[TASK OBJECTIVE] Return the listing word for word, as given.

[RECORDS FOR PROCESSING]
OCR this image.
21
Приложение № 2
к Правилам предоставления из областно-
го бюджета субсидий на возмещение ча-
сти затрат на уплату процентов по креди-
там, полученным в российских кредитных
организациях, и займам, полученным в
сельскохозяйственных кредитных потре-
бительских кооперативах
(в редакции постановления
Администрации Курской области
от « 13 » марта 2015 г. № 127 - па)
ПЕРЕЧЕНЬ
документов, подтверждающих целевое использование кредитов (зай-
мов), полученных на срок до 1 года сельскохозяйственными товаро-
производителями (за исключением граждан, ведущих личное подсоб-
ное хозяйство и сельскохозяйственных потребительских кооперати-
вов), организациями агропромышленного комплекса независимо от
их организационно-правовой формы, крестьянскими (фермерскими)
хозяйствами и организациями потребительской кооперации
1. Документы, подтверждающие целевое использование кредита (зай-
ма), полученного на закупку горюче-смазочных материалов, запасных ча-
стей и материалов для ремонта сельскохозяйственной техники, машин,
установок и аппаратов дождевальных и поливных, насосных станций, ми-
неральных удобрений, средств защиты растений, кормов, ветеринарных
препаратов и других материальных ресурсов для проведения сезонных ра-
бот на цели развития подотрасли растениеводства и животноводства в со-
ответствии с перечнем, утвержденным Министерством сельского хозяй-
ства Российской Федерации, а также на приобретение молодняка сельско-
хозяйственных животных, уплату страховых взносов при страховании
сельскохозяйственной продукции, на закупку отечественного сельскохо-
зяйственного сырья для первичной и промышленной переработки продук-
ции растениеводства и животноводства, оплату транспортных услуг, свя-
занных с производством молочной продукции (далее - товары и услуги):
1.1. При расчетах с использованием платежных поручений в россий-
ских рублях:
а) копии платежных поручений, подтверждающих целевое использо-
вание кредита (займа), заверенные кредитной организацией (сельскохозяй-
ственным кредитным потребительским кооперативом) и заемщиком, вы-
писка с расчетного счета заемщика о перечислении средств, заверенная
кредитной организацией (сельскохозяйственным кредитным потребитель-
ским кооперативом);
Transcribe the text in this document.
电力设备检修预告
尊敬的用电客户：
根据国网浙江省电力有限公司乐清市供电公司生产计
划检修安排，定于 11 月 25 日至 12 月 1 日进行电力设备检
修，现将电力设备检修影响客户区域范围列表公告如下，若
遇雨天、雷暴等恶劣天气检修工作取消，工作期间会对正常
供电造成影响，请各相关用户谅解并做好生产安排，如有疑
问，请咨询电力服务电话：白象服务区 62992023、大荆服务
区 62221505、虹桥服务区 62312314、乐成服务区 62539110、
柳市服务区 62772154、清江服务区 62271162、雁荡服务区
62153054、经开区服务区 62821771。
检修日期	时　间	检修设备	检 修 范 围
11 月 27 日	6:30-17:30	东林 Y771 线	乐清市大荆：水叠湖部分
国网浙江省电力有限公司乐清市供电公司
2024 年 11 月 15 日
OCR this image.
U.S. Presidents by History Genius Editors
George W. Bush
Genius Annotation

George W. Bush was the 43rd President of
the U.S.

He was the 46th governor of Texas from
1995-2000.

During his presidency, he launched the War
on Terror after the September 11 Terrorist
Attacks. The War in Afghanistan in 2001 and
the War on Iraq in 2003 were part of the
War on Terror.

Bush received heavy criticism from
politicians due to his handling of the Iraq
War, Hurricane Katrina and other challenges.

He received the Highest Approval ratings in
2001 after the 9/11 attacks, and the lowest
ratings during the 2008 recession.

[FINISHED EXERCISE]
OCR this image.
21
Приложение № 2
к Правилам предоставления из областно-
го бюджета субсидий на возмещение ча-
сти затрат на уплату процентов по креди-
там, полученным в российских кредитных
организациях, и займам, полученным в
сельскохозяйственных кредитных потре-
бительских кооперативах
(в редакции постановления
Администрации Курской области
от « 13 » марта 2015 г. № 127 - па)
ПЕРЕЧЕНЬ
документов, подтверждающих целевое использование кредитов (зай-
мов), полученных на срок до 1 года сельскохозяйственными товаро-
производителями (за исключением граждан, ведущих личное подсоб-
ное хозяйство и сельскохозяйственных потребительских кооперати-
вов), организациями агропромышленного комплекса независимо от
их организационно-правовой формы, крестьянскими (фермерскими)
хозяйствами и организациями потребительской кооперации
1. Документы, подтверждающие целевое использование кредита (зай-
ма), полученного на закупку горюче-смазочных материалов, запасных ча-
стей и материалов для ремонта сельскохозяйственной техники, машин,
установок и аппаратов дождевальных и поливных, насосных станций, ми-
неральных удобрений, средств защиты растений, кормов, ветеринарных
препаратов и других материальных ресурсов для проведения сезонных ра-
бот на цели развития подотрасли растениеводства и животноводства в со-
ответствии с перечнем, утвержденным Министерством сельского хозяй-
ства Российской Федерации, а также на приобретение молодняка сельско-
хозяйственных животных, уплату страховых взносов при страховании
сельскохозяйственной продукции, на закупку отечественного сельскохо-
зяйственного сырья для первичной и промышленной переработки продук-
ции растениеводства и животноводства, оплату транспортных услуг, свя-
занных с производством молочной продукции (далее - товары и услуги):
1.1. При расчетах с использованием платежных поручений в россий-
ских рублях:
а) копии платежных поручений, подтверждающих целевое использо-
вание кредита (займа), заверенные кредитной организацией (сельскохозяй-
ственным кредитным потребительским кооперативом) и заемщиком, вы-
писка с расчетного счета заемщика о перечислении средств, заверенная
кредитной организацией (сельскохозяйственным кредитным потребитель-
ским кооперативом);
Transcribe the text in this document.
电力设备检修预告
尊敬的用电客户：
根据国网浙江省电力有限公司乐清市供电公司生产计
划检修安排，定于 11 月 25 日至 12 月 1 日进行电力设备检
修，现将电力设备检修影响客户区域范围列表公告如下，若
遇雨天、雷暴等恶劣天气检修工作取消，工作期间会对正常
供电造成影响，请各相关用户谅解并做好生产安排，如有疑
问，请咨询电力服务电话：白象服务区 62992023、大荆服务
区 62221505、虹桥服务区 62312314、乐成服务区 62539110、
柳市服务区 62772154、清江服务区 62271162、雁荡服务区
62153054、经开区服务区 62821771。
检修日期	时　间	检修设备	检 修 范 围
11 月 27 日	6:30-17:30	东林 Y771 线	乐清市大荆：水叠湖部分
国网浙江省电力有限公司乐清市供电公司
2024 年 11 月 15 日
OCR this image.
U.S. Presidents by History Genius Editors
George W. Bush
Genius Annotation

George W. Bush was the 43rd President of
the U.S.

He was the 46th governor of Texas from
1995-2000.

During his presidency, he launched the War
on Terror after the September 11 Terrorist
Attacks. The War in Afghanistan in 2001 and
the War on Iraq in 2003 were part of the
War on Terror.

Bush received heavy criticism from
politicians due to his handling of the Iraq
War, Hurricane Katrina and other challenges.

He received the Highest Approval ratings in
2001 after the 9/11 attacks, and the lowest
ratings during the 2008 recession.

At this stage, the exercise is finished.